Report all lines from the entries below in which "территории" appears.

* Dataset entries

□ □ □ □ □

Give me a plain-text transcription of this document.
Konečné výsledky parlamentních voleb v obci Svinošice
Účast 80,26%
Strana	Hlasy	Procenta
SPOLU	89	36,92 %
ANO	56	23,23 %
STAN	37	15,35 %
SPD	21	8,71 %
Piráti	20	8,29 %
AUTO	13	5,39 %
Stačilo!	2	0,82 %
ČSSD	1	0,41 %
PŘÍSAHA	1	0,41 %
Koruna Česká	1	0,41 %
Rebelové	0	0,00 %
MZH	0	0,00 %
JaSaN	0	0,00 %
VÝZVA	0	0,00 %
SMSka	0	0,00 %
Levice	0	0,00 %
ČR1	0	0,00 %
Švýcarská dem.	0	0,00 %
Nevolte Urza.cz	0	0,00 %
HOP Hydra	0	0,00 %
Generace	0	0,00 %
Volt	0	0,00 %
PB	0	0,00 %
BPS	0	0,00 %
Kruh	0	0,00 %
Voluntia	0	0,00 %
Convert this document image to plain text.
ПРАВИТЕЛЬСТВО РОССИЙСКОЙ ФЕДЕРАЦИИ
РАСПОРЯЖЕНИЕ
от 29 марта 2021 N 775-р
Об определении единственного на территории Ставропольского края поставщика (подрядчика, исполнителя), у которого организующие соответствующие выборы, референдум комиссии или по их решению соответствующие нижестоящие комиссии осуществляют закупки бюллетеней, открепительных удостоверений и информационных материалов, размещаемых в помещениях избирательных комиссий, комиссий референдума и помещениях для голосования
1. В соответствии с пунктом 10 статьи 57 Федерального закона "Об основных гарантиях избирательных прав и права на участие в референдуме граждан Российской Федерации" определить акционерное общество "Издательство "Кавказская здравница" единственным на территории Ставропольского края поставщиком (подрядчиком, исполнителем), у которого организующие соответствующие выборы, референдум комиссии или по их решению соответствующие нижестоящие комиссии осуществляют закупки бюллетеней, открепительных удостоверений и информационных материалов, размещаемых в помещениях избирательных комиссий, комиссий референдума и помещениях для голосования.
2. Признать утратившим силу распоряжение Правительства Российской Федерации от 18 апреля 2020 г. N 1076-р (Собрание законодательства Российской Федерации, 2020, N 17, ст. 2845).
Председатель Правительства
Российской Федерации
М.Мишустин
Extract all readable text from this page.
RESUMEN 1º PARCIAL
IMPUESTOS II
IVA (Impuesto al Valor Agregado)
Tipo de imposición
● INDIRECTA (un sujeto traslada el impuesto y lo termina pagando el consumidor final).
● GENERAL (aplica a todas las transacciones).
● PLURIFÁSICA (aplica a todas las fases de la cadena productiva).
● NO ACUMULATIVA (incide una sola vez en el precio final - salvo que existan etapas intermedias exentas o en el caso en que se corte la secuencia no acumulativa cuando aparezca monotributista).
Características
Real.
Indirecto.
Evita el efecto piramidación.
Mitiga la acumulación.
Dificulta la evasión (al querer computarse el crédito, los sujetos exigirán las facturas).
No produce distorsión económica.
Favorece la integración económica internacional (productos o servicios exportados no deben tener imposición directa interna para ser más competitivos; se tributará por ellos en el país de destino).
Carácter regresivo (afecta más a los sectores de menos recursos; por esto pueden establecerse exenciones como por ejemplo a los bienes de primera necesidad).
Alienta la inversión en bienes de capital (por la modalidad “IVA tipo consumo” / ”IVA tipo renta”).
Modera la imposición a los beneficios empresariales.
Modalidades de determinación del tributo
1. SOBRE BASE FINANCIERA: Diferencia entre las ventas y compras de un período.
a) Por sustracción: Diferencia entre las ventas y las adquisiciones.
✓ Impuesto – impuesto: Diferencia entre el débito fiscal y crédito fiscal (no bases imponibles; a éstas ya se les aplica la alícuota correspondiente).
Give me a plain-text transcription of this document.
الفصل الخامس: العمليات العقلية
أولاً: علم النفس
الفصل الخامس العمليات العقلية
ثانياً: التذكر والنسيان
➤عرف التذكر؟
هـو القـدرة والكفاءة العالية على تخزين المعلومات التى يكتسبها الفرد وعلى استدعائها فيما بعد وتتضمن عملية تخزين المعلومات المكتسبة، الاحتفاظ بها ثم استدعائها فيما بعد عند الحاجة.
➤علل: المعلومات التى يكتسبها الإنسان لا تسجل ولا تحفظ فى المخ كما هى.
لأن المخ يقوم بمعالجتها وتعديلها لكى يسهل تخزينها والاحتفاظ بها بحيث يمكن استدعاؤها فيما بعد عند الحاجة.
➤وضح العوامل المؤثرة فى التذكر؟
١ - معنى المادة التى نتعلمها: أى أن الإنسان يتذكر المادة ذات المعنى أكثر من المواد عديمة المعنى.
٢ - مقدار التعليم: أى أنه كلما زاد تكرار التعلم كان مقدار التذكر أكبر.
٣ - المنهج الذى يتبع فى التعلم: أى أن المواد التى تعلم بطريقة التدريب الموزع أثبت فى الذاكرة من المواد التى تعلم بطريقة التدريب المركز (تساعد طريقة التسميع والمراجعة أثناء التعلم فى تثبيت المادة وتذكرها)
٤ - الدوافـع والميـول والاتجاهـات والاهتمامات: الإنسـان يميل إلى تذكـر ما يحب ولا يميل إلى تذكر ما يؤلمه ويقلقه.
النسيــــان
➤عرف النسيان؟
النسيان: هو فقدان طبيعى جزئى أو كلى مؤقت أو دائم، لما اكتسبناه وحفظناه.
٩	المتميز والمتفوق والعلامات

□ □ □ □ □

* THE ANSWER
Об определении единственного на территории Ставропольского края поставщика (подрядчика, исполнителя), у которого организующие соответствующие выборы, референдум комиссии или по их решению соответствующие нижестоящие комиссии осуществляют закупки бюллетеней, открепительных удостоверений и информационных материалов, размещаемых в помещениях избирательных комиссий, комиссий референдума и помещениях для голосования
1. В соответствии с пунктом 10 статьи 57 Федерального закона "Об основных гарантиях избирательных прав и права на участие в референдуме граждан Российской Федерации" определить акционерное общество "Издательство "Кавказская здравница" единственным на территории Ставропольского края поставщиком (подрядчиком, исполнителем), у которого организующие соответствующие выборы, референдум комиссии или по их решению соответствующие нижестоящие комиссии осуществляют закупки бюллетеней, открепительных удостоверений и информационных материалов, размещаемых в помещениях избирательных комиссий, комиссий референдума и помещениях для голосования.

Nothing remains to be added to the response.